Task requirements:
Pull out every line containing the string "Function".

Stored records
——
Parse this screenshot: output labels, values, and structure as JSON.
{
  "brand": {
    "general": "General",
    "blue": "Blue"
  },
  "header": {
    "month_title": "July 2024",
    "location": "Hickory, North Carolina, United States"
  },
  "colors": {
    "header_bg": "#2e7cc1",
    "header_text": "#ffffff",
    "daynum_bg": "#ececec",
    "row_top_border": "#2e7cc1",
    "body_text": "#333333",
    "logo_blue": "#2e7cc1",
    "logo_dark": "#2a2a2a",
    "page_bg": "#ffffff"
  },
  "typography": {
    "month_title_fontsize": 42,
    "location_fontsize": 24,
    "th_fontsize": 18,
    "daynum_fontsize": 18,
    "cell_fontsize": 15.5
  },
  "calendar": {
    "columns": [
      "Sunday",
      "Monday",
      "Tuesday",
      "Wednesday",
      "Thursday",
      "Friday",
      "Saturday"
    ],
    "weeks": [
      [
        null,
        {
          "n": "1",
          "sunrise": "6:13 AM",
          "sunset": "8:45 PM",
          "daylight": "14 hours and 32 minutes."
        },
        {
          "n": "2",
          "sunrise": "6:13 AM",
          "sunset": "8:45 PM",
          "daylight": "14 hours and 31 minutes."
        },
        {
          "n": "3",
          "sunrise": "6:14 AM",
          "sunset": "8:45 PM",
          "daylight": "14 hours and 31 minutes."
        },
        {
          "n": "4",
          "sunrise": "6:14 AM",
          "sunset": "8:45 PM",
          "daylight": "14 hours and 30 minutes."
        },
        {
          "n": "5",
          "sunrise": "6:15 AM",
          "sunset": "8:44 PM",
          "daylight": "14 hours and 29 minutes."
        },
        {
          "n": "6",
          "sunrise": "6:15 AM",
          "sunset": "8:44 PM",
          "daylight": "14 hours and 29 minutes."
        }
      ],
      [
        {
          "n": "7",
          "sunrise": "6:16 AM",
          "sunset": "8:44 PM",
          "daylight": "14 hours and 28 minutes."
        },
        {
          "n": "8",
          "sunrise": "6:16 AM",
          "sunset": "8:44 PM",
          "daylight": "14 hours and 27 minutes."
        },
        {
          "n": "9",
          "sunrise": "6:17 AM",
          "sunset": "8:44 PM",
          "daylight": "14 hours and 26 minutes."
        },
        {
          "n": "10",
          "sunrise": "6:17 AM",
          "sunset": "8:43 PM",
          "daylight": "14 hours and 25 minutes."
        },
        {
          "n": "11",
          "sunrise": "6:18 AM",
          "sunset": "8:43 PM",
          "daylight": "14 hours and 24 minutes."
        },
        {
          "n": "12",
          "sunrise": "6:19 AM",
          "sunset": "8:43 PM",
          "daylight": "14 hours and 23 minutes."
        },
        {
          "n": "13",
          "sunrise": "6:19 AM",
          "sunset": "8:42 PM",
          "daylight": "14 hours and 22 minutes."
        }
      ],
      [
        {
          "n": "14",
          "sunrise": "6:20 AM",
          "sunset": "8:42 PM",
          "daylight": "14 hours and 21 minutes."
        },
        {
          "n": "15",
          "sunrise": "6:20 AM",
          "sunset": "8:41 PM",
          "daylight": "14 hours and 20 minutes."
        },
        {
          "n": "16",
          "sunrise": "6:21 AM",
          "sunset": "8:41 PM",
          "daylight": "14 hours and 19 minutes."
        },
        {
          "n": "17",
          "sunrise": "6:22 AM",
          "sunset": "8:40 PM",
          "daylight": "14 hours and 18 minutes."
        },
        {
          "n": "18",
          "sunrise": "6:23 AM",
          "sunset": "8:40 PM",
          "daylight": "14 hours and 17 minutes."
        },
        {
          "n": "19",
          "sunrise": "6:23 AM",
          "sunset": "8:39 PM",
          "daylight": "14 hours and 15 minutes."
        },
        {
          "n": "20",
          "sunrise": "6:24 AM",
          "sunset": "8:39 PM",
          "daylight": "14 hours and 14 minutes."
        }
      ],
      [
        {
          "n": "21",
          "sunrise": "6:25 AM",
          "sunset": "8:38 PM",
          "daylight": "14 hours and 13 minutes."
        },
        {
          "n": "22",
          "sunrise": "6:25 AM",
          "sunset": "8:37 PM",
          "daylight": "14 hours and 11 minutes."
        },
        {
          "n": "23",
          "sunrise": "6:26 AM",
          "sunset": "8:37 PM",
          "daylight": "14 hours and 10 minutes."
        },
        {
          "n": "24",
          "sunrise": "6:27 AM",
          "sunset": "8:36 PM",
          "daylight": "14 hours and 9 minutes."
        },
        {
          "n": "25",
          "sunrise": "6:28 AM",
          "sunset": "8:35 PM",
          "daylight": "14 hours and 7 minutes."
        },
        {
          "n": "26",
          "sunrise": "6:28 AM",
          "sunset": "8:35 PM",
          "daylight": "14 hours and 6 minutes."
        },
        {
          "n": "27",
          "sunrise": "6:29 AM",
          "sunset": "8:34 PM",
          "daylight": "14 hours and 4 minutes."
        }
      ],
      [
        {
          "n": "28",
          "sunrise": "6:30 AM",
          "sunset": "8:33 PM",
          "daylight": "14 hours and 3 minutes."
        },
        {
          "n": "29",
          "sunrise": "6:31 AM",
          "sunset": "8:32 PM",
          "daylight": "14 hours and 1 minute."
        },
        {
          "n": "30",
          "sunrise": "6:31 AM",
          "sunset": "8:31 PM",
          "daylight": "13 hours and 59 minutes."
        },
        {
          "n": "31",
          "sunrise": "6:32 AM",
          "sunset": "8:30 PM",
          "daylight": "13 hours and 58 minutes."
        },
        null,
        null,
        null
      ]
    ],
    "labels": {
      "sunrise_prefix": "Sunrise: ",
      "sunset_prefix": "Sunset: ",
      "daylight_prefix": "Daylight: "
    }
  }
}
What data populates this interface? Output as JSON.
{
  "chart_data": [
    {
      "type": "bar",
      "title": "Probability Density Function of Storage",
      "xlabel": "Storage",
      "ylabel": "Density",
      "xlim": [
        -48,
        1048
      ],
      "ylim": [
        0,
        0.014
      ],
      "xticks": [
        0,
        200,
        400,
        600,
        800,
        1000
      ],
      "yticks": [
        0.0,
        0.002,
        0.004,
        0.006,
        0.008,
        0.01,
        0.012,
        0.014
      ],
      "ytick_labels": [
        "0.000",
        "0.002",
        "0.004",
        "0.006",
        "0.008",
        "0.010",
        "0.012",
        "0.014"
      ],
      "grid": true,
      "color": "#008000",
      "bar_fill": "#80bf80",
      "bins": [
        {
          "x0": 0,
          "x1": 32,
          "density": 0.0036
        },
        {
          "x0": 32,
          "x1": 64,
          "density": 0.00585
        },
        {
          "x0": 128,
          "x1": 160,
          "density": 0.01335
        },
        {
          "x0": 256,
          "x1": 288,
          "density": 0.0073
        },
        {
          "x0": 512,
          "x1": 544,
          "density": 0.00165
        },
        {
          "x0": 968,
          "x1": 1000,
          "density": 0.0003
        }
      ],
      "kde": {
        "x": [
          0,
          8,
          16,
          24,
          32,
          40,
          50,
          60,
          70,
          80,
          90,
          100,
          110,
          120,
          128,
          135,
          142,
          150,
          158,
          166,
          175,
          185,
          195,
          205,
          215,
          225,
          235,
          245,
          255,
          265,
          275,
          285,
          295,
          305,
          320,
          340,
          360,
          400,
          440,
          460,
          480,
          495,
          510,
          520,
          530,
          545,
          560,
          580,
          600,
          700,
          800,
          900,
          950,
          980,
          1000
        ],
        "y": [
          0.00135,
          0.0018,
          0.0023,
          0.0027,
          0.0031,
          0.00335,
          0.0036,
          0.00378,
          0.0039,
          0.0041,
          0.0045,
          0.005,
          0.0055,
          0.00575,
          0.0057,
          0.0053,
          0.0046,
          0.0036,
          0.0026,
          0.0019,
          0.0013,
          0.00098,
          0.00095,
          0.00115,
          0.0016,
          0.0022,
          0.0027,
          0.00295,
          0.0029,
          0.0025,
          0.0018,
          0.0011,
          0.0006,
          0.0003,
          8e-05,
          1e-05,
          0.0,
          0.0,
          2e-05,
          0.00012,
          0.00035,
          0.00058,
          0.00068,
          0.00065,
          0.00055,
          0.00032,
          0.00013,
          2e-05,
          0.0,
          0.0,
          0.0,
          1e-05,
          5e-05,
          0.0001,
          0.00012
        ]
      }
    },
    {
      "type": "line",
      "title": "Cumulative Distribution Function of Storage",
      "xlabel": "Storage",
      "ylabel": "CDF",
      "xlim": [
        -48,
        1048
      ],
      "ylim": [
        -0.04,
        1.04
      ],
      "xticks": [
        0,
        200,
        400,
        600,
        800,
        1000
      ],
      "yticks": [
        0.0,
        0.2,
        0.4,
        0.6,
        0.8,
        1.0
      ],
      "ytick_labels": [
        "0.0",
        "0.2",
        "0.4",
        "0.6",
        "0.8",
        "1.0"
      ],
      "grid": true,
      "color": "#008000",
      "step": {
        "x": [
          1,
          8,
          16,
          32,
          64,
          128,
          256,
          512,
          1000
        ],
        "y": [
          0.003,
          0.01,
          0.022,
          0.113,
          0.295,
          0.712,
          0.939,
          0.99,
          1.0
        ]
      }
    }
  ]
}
——
Expected output:
      "title": "Probability Density Function of Storage",
      "title": "Cumulative Distribution Function of Storage",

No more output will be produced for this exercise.